** start of Exercise inputs **

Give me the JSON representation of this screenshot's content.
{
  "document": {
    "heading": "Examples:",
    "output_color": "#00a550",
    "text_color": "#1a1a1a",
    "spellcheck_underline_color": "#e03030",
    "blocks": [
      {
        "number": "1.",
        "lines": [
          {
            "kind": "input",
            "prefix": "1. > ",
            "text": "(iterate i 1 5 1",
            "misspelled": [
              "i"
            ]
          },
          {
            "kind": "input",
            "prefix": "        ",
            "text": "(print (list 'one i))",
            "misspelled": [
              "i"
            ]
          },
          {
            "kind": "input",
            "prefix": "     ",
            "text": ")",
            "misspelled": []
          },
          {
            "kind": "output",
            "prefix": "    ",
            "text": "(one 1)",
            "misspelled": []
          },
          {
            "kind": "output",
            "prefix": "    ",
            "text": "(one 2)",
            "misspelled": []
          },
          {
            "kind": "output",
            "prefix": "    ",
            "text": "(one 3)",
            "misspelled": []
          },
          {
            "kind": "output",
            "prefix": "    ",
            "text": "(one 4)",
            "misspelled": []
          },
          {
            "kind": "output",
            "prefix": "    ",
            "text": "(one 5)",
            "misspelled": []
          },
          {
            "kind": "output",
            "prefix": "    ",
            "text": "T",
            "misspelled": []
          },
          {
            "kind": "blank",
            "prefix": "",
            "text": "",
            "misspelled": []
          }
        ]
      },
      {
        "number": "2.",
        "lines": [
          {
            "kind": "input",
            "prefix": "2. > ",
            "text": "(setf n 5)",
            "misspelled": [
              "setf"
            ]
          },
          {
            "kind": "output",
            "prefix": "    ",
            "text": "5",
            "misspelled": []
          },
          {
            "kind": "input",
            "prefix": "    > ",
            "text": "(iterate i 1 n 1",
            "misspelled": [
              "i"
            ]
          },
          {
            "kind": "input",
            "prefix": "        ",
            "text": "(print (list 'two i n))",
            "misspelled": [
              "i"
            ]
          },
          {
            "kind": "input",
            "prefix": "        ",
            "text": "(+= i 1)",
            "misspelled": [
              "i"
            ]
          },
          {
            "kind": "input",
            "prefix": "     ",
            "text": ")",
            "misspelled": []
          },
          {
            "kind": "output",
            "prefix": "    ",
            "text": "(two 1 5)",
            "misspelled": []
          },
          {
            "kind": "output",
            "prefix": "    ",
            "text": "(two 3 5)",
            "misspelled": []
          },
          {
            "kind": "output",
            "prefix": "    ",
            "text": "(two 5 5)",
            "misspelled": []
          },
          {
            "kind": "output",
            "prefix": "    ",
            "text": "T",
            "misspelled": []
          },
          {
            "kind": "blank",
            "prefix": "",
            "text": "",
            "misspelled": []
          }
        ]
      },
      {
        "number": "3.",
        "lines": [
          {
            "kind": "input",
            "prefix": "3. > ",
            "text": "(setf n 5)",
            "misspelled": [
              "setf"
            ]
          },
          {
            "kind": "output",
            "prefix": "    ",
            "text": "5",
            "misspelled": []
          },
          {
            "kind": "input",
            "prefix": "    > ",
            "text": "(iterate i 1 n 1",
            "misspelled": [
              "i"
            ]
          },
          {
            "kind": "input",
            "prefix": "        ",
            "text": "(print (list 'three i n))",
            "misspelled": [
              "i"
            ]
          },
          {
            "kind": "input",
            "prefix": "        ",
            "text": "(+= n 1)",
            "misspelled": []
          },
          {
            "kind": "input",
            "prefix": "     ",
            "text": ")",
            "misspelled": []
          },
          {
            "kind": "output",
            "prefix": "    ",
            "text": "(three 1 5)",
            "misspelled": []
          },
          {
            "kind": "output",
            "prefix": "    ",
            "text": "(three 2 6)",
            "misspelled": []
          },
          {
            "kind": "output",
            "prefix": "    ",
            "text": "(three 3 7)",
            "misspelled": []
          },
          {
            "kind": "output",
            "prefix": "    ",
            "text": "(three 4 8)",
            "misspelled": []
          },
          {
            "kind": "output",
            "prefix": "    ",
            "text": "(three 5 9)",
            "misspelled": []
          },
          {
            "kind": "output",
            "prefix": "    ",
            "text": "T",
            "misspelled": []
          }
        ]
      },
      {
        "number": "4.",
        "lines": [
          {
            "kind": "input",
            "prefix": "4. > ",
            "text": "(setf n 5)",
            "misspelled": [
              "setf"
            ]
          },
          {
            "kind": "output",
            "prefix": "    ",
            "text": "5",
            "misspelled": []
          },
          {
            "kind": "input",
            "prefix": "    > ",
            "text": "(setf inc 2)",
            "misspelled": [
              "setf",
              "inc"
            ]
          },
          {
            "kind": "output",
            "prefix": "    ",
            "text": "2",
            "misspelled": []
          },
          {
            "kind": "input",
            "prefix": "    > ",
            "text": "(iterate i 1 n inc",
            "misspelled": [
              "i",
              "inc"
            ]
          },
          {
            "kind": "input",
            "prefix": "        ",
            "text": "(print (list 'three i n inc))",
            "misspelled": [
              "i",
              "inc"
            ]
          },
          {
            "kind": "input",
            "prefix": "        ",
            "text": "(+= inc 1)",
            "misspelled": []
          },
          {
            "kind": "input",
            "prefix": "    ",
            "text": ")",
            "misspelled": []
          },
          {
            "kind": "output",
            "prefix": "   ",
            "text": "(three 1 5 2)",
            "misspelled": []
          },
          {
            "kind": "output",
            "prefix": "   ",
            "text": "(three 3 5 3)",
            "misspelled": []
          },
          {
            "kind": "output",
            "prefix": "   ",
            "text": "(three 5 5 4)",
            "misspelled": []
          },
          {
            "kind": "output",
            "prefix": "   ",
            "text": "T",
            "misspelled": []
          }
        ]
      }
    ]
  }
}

** end of Exercise inputs **

Copy out the whole listing exactly; please set it all down.

Give me the JSON representation of this screenshot's content.
{
  "document": {
    "heading": "Examples:",
    "output_color": "#00a550",
    "text_color": "#1a1a1a",
    "spellcheck_underline_color": "#e03030",
    "blocks": [
      {
        "number": "1.",
        "lines": [
          {
            "kind": "input",
            "prefix": "1. > ",
            "text": "(iterate i 1 5 1",
            "misspelled": [
              "i"
            ]
          },
          {
            "kind": "input",
            "prefix": "        ",
            "text": "(print (list 'one i))",
            "misspelled": [
              "i"
            ]
          },
          {
            "kind": "input",
            "prefix": "     ",
            "text": ")",
            "misspelled": []
          },
          {
            "kind": "output",
            "prefix": "    ",
            "text": "(one 1)",
            "misspelled": []
          },
          {
            "kind": "output",
            "prefix": "    ",
            "text": "(one 2)",
            "misspelled": []
          },
          {
            "kind": "output",
            "prefix": "    ",
            "text": "(one 3)",
            "misspelled": []
          },
          {
            "kind": "output",
            "prefix": "    ",
            "text": "(one 4)",
            "misspelled": []
          },
          {
            "kind": "output",
            "prefix": "    ",
            "text": "(one 5)",
            "misspelled": []
          },
          {
            "kind": "output",
            "prefix": "    ",
            "text": "T",
            "misspelled": []
          },
          {
            "kind": "blank",
            "prefix": "",
            "text": "",
            "misspelled": []
          }
        ]
      },
      {
        "number": "2.",
        "lines": [
          {
            "kind": "input",
            "prefix": "2. > ",
            "text": "(setf n 5)",
            "misspelled": [
              "setf"
            ]
          },
          {
            "kind": "output",
            "prefix": "    ",
            "text": "5",
            "misspelled": []
          },
          {
            "kind": "input",
            "prefix": "    > ",
            "text": "(iterate i 1 n 1",
            "misspelled": [
              "i"
            ]
          },
          {
            "kind": "input",
            "prefix": "        ",
            "text": "(print (list 'two i n))",
            "misspelled": [
              "i"
            ]
          },
          {
            "kind": "input",
            "prefix": "        ",
            "text": "(+= i 1)",
            "misspelled": [
              "i"
            ]
          },
          {
            "kind": "input",
            "prefix": "     ",
            "text": ")",
            "misspelled": []
          },
          {
            "kind": "output",
            "prefix": "    ",
            "text": "(two 1 5)",
            "misspelled": []
          },
          {
            "kind": "output",
            "prefix": "    ",
            "text": "(two 3 5)",
            "misspelled": []
          },
          {
            "kind": "output",
            "prefix": "    ",
            "text": "(two 5 5)",
            "misspelled": []
          },
          {
            "kind": "output",
            "prefix": "    ",
            "text": "T",
            "misspelled": []
          },
          {
            "kind": "blank",
            "prefix": "",
            "text": "",
            "misspelled": []
          }
        ]
      },
      {
        "number": "3.",
        "lines": [
          {
            "kind": "input",
            "prefix": "3. > ",
            "text": "(setf n 5)",
            "misspelled": [
              "setf"
            ]
          },
          {
            "kind": "output",
            "prefix": "    ",
            "text": "5",
            "misspelled": []
          },
          {
            "kind": "input",
            "prefix": "    > ",
            "text": "(iterate i 1 n 1",
            "misspelled": [
              "i"
            ]
          },
          {
            "kind": "input",
            "prefix": "        ",
            "text": "(print (list 'three i n))",
            "misspelled": [
              "i"
            ]
          },
          {
            "kind": "input",
            "prefix": "        ",
            "text": "(+= n 1)",
            "misspelled": []
          },
          {
            "kind": "input",
            "prefix": "     ",
            "text": ")",
            "misspelled": []
          },
          {
            "kind": "output",
            "prefix": "    ",
            "text": "(three 1 5)",
            "misspelled": []
          },
          {
            "kind": "output",
            "prefix": "    ",
            "text": "(three 2 6)",
            "misspelled": []
          },
          {
            "kind": "output",
            "prefix": "    ",
            "text": "(three 3 7)",
            "misspelled": []
          },
          {
            "kind": "output",
            "prefix": "    ",
            "text": "(three 4 8)",
            "misspelled": []
          },
          {
            "kind": "output",
            "prefix": "    ",
            "text": "(three 5 9)",
            "misspelled": []
          },
          {
            "kind": "output",
            "prefix": "    ",
            "text": "T",
            "misspelled": []
          }
        ]
      },
      {
        "number": "4.",
        "lines": [
          {
            "kind": "input",
            "prefix": "4. > ",
            "text": "(setf n 5)",
            "misspelled": [
              "setf"
            ]
          },
          {
            "kind": "output",
            "prefix": "    ",
            "text": "5",
            "misspelled": []
          },
          {
            "kind": "input",
            "prefix": "    > ",
            "text": "(setf inc 2)",
            "misspelled": [
              "setf",
              "inc"
            ]
          },
          {
            "kind": "output",
            "prefix": "    ",
            "text": "2",
            "misspelled": []
          },
          {
            "kind": "input",
            "prefix": "    > ",
            "text": "(iterate i 1 n inc",
            "misspelled": [
              "i",
              "inc"
            ]
          },
          {
            "kind": "input",
            "prefix": "        ",
            "text": "(print (list 'three i n inc))",
            "misspelled": [
              "i",
              "inc"
            ]
          },
          {
            "kind": "input",
            "prefix": "        ",
            "text": "(+= inc 1)",
            "misspelled": []
          },
          {
            "kind": "input",
            "prefix": "    ",
            "text": ")",
            "misspelled": []
          },
          {
            "kind": "output",
            "prefix": "   ",
            "text": "(three 1 5 2)",
            "misspelled": []
          },
          {
            "kind": "output",
            "prefix": "   ",
            "text": "(three 3 5 3)",
            "misspelled": []
          },
          {
            "kind": "output",
            "prefix": "   ",
            "text": "(three 5 5 4)",
            "misspelled": []
          },
          {
            "kind": "output",
            "prefix": "   ",
            "text": "T",
            "misspelled": []
          }
        ]
      }
    ]
  }
}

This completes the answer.